◆ EXERCISE TASK:
For the records below, say how many lines contain the string "octane". Give the number only.

Stored items:
## Begin

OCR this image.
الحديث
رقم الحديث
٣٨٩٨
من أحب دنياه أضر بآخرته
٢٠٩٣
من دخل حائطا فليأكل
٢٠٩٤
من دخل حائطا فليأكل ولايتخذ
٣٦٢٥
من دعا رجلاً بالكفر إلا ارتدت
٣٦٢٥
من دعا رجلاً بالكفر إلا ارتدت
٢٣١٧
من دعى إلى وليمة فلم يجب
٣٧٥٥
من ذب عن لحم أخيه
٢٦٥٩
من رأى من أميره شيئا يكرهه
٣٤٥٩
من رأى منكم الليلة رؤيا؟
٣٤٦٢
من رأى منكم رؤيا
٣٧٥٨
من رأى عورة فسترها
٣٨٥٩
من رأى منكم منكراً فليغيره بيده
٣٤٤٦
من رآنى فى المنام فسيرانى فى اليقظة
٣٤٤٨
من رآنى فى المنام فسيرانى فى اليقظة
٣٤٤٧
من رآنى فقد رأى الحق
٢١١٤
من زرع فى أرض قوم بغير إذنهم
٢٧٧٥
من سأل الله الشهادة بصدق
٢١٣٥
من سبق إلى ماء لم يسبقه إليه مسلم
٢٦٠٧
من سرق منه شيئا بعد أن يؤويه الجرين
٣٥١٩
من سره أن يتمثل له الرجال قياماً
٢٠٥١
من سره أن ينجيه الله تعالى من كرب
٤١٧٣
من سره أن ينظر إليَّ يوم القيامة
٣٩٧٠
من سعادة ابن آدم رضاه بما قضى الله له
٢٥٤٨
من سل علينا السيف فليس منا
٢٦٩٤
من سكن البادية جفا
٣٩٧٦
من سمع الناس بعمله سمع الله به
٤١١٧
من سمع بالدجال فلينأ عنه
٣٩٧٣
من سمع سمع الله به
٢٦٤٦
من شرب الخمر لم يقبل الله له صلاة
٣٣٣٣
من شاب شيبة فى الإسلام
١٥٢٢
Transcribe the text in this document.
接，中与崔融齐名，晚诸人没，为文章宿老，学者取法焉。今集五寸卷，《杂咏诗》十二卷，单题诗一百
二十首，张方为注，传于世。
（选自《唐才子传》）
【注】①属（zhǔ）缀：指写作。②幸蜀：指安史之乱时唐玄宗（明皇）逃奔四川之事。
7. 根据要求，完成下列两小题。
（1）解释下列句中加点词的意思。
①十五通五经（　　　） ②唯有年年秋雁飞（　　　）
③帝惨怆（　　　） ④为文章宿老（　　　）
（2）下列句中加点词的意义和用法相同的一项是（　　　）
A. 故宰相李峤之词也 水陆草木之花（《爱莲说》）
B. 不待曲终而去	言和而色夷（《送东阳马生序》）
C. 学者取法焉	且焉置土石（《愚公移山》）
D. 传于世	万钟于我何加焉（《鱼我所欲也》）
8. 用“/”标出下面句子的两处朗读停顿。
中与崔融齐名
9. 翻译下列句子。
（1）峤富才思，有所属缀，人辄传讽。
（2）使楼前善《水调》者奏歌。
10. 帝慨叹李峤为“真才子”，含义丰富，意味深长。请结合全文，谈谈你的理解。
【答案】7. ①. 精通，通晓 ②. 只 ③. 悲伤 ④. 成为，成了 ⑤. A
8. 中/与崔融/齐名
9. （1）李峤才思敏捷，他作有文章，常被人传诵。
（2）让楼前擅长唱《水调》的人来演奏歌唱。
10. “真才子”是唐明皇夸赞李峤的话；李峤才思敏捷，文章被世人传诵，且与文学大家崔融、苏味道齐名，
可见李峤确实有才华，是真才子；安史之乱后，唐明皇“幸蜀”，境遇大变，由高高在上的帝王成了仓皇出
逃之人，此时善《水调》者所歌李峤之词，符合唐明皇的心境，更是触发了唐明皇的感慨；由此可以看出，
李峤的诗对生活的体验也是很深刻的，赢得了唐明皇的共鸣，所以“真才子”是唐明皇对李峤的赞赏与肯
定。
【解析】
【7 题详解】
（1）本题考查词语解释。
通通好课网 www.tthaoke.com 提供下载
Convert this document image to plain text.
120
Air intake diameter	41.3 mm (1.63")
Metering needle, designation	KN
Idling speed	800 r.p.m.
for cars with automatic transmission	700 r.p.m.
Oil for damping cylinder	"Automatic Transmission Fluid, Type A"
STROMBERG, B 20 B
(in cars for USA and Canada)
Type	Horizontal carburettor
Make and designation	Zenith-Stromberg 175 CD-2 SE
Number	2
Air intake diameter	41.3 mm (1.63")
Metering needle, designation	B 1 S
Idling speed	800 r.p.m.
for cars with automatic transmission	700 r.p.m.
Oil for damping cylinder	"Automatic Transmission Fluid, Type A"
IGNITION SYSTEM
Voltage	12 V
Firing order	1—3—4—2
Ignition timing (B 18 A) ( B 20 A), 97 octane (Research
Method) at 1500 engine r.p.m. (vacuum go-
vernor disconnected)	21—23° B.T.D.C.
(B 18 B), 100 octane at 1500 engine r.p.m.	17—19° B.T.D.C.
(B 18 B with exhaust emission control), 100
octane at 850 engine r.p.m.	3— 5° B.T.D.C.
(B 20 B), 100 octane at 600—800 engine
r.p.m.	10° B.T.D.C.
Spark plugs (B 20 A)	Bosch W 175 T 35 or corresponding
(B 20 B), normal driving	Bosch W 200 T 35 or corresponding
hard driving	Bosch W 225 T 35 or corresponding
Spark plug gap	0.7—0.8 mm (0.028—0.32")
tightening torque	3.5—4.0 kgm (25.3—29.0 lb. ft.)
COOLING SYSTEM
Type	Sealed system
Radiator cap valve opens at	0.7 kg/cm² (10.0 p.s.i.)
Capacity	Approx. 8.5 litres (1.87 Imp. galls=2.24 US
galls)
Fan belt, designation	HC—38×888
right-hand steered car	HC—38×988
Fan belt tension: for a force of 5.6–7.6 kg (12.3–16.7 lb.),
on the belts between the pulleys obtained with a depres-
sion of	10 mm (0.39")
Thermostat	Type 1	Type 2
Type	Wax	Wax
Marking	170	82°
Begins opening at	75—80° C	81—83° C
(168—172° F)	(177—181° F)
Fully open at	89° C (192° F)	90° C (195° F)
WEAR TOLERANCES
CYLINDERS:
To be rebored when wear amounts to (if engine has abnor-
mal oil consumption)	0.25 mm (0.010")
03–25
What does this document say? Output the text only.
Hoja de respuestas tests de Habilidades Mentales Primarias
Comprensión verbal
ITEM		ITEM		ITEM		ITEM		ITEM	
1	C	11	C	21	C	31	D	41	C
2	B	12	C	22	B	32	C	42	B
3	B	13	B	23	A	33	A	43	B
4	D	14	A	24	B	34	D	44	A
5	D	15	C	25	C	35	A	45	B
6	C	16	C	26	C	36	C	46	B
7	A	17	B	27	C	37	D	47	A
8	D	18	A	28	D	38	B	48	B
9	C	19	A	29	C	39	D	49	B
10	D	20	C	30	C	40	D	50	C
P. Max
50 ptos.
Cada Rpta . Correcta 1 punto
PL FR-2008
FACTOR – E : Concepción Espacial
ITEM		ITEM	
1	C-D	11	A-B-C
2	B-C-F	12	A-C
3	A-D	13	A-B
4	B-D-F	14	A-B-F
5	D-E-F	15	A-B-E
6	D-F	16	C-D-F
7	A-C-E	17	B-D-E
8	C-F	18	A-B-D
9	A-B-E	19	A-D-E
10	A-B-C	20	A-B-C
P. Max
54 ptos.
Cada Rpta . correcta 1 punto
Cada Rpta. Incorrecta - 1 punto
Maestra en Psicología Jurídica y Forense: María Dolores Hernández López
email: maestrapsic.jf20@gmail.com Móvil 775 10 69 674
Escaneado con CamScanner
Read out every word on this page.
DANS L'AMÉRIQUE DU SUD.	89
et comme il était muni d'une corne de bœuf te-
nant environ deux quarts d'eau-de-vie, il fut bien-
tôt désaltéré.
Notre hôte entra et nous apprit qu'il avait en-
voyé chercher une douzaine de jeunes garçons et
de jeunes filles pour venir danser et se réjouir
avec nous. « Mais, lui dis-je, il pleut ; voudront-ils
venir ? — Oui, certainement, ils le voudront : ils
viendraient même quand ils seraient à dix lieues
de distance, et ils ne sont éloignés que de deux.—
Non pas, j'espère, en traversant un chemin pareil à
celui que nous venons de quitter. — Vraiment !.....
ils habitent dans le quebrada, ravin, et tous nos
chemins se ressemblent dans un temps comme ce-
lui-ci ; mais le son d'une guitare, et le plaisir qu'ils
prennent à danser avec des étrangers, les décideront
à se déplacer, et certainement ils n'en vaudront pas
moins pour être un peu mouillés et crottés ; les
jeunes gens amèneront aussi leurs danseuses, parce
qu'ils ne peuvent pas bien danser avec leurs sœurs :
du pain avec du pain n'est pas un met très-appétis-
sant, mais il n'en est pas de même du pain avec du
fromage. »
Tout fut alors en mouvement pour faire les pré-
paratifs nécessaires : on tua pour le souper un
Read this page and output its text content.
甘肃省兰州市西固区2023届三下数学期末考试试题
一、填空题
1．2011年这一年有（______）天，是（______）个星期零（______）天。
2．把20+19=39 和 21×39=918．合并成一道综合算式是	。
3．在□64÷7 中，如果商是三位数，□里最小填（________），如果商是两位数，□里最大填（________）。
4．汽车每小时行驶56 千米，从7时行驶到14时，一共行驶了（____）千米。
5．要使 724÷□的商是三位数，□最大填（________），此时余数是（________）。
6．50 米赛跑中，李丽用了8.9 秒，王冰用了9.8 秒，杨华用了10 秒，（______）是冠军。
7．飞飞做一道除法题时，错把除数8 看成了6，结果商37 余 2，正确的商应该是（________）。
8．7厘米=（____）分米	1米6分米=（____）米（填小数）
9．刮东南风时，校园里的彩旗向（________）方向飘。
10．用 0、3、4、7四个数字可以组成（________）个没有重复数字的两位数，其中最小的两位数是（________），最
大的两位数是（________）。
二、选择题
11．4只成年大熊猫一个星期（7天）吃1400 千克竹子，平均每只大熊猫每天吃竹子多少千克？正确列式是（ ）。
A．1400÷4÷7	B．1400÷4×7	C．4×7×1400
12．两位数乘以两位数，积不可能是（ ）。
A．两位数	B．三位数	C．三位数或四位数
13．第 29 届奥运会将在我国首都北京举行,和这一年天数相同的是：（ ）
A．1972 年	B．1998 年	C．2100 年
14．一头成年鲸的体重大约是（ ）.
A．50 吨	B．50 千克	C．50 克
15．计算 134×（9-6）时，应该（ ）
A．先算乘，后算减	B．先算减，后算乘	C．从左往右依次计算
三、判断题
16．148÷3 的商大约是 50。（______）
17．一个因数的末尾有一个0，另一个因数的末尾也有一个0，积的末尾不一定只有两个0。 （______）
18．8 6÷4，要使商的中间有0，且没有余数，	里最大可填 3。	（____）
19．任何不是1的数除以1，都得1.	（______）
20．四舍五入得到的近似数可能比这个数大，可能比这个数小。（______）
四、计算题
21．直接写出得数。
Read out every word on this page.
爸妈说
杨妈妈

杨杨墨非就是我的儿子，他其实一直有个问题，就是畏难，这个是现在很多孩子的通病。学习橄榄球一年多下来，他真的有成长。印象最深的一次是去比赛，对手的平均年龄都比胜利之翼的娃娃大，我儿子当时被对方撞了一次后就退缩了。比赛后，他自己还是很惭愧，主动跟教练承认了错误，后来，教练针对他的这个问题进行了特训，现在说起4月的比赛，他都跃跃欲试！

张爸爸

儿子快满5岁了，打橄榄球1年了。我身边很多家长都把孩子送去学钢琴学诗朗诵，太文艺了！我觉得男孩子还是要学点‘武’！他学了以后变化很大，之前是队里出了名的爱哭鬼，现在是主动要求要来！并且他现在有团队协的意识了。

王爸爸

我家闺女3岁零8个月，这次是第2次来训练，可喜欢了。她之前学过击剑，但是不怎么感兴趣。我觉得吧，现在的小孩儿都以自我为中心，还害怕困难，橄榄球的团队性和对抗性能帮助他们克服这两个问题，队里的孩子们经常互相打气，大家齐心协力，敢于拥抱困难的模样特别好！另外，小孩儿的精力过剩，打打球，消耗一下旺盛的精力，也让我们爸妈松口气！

## End

◆ RESULT OF THE EXERCISE:
4